__WHAT TO DO__: Your task is to repeat, word for word, the line containing "Decode this image" and all lines that follow it to the end of the material, and no other lines.

(Dataset items)
*****

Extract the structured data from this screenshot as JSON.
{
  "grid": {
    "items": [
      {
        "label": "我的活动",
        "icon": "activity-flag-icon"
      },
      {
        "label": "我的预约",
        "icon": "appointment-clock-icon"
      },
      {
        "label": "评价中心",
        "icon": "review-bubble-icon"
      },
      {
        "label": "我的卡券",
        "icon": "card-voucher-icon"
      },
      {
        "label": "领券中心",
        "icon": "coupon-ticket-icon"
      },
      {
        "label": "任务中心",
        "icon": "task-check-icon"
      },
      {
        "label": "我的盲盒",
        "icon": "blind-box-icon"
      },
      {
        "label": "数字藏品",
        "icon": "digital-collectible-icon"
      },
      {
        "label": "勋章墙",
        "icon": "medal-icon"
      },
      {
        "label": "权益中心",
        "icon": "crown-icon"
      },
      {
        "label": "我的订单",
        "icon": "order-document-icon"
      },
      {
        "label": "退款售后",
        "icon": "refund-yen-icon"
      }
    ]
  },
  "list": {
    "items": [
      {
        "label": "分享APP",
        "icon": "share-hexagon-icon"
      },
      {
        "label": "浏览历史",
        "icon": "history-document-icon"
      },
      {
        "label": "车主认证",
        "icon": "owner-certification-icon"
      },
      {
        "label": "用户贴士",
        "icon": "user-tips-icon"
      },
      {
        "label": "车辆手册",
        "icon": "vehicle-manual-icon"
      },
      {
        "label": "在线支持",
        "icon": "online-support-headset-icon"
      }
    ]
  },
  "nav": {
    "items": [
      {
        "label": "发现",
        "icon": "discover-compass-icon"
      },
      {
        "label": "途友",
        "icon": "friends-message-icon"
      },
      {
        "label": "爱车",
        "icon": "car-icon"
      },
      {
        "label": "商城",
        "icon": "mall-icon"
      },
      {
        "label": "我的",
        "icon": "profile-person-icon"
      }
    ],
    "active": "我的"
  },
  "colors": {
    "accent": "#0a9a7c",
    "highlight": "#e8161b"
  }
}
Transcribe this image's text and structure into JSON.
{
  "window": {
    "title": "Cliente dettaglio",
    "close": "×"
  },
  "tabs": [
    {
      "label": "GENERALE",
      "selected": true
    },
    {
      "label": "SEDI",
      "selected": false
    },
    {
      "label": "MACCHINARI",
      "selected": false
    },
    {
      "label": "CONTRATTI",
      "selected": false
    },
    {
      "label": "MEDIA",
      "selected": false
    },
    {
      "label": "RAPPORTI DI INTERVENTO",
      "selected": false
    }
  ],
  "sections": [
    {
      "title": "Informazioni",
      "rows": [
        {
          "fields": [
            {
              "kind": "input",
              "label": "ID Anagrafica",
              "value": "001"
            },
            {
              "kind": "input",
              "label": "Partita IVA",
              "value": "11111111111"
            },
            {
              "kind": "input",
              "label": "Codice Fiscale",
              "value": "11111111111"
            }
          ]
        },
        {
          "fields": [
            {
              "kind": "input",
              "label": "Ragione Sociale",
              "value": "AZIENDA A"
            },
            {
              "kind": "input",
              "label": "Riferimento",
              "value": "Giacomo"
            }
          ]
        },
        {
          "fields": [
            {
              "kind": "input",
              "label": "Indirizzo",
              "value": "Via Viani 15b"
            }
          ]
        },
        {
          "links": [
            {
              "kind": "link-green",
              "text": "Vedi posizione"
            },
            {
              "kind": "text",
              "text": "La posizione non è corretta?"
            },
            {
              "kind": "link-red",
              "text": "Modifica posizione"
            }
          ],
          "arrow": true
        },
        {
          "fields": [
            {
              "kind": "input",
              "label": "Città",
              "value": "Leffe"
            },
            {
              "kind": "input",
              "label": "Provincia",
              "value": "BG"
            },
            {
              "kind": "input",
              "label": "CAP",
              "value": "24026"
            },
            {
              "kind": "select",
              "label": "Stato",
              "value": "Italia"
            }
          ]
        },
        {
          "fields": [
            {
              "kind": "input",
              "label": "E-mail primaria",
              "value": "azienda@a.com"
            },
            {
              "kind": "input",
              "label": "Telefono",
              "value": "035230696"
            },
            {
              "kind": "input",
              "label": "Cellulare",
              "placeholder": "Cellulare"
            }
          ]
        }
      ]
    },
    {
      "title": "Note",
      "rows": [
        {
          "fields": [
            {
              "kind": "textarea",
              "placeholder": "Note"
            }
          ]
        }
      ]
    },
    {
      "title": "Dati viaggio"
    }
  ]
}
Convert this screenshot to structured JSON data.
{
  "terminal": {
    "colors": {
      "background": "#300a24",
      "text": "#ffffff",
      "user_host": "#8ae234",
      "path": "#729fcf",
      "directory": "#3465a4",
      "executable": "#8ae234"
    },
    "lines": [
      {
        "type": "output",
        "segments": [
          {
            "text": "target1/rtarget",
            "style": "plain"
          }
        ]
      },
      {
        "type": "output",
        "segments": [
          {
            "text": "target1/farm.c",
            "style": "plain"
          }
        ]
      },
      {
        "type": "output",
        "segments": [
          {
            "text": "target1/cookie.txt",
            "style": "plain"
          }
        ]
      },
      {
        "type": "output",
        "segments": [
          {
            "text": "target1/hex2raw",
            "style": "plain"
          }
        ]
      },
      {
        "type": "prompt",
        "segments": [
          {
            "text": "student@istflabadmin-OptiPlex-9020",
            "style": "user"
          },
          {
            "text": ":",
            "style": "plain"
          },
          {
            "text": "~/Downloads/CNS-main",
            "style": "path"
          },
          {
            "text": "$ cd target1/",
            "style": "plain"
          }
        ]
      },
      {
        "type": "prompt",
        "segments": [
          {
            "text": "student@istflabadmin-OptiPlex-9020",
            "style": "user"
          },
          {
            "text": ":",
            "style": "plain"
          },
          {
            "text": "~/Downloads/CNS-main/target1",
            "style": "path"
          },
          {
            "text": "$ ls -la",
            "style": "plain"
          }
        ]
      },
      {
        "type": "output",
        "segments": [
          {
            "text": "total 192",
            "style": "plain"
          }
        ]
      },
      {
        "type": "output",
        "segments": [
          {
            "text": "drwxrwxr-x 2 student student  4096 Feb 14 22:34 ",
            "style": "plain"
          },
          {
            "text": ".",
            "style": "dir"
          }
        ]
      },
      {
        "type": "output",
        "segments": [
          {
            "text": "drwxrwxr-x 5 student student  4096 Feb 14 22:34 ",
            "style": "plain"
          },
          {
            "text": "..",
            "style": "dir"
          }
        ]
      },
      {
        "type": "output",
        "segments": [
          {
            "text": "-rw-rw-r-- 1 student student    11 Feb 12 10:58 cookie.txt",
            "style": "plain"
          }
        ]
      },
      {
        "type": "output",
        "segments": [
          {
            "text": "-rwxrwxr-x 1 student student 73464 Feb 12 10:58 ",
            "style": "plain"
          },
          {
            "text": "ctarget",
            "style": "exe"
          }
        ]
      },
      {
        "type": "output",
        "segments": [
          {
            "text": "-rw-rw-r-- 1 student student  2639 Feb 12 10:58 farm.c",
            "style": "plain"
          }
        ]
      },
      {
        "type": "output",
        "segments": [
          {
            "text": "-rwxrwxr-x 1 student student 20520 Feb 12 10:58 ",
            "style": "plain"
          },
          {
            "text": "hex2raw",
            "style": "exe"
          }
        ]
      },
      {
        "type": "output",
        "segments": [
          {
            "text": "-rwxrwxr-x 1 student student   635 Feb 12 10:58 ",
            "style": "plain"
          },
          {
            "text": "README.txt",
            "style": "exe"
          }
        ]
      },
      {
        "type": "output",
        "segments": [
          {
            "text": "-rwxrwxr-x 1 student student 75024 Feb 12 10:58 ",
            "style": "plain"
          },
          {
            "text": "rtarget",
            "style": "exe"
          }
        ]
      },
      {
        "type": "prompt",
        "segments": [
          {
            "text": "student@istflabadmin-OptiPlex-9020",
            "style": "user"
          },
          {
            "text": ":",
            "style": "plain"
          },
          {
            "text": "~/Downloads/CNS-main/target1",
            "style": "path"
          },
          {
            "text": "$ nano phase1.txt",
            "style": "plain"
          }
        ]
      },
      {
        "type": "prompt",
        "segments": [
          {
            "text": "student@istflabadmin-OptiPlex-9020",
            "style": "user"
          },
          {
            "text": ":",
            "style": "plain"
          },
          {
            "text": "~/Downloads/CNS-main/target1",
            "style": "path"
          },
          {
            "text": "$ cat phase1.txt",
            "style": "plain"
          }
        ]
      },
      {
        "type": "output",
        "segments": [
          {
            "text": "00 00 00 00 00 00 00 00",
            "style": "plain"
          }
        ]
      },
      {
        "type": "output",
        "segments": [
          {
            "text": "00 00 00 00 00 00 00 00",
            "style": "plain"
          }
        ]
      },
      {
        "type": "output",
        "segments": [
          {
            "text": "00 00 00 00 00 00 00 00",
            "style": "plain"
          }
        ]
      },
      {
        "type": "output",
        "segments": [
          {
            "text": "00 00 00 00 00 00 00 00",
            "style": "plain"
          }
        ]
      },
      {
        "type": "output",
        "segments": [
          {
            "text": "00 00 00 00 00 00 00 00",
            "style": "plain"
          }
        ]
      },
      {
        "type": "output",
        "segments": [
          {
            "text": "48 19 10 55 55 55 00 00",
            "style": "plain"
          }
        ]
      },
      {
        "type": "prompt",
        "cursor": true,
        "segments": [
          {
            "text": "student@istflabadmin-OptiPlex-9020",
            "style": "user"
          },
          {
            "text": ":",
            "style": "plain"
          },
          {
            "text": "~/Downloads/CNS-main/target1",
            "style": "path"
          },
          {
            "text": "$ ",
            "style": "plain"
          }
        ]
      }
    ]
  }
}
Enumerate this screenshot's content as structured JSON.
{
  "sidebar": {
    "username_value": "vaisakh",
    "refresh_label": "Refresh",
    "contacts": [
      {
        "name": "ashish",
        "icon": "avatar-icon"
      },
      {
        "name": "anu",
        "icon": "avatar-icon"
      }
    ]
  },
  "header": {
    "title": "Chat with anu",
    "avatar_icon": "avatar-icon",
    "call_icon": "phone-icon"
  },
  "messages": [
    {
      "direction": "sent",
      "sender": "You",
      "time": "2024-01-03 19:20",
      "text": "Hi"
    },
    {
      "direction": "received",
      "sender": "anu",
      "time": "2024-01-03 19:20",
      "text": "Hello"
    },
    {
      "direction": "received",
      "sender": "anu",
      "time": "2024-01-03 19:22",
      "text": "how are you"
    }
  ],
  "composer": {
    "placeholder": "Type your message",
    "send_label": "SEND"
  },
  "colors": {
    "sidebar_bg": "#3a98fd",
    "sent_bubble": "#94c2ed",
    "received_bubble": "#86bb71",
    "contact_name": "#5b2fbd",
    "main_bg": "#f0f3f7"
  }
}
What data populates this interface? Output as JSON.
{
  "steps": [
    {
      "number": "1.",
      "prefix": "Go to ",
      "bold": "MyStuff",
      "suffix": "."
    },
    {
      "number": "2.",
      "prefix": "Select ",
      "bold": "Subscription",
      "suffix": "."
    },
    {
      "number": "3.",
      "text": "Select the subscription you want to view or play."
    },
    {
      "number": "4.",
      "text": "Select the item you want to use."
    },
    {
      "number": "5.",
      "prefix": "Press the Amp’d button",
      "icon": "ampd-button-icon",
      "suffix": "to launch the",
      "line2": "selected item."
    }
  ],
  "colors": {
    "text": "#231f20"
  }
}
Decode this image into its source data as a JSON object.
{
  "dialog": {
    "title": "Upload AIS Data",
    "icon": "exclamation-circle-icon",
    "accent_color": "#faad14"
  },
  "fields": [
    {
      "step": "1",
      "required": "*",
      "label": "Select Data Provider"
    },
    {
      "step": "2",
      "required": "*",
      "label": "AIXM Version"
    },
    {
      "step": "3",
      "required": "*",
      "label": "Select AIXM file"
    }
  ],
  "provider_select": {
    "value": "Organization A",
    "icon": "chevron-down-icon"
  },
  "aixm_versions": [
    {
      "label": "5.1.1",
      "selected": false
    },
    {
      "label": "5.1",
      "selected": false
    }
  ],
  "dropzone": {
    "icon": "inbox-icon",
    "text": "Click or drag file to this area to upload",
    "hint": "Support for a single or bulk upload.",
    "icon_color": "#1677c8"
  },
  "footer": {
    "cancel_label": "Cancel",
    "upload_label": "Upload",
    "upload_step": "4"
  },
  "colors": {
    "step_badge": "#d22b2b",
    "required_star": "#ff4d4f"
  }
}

*****

__FINISHED EXERCISE__:
Decode this image into its source data as a JSON object.
{
  "dialog": {
    "title": "Upload AIS Data",
    "icon": "exclamation-circle-icon",
    "accent_color": "#faad14"
  },
  "fields": [
    {
      "step": "1",
      "required": "*",
      "label": "Select Data Provider"
    },
    {
      "step": "2",
      "required": "*",
      "label": "AIXM Version"
    },
    {
      "step": "3",
      "required": "*",
      "label": "Select AIXM file"
    }
  ],
  "provider_select": {
    "value": "Organization A",
    "icon": "chevron-down-icon"
  },
  "aixm_versions": [
    {
      "label": "5.1.1",
      "selected": false
    },
    {
      "label": "5.1",
      "selected": false
    }
  ],
  "dropzone": {
    "icon": "inbox-icon",
    "text": "Click or drag file to this area to upload",
    "hint": "Support for a single or bulk upload.",
    "icon_color": "#1677c8"
  },
  "footer": {
    "cancel_label": "Cancel",
    "upload_label": "Upload",
    "upload_step": "4"
  },
  "colors": {
    "step_badge": "#d22b2b",
    "required_star": "#ff4d4f"
  }
}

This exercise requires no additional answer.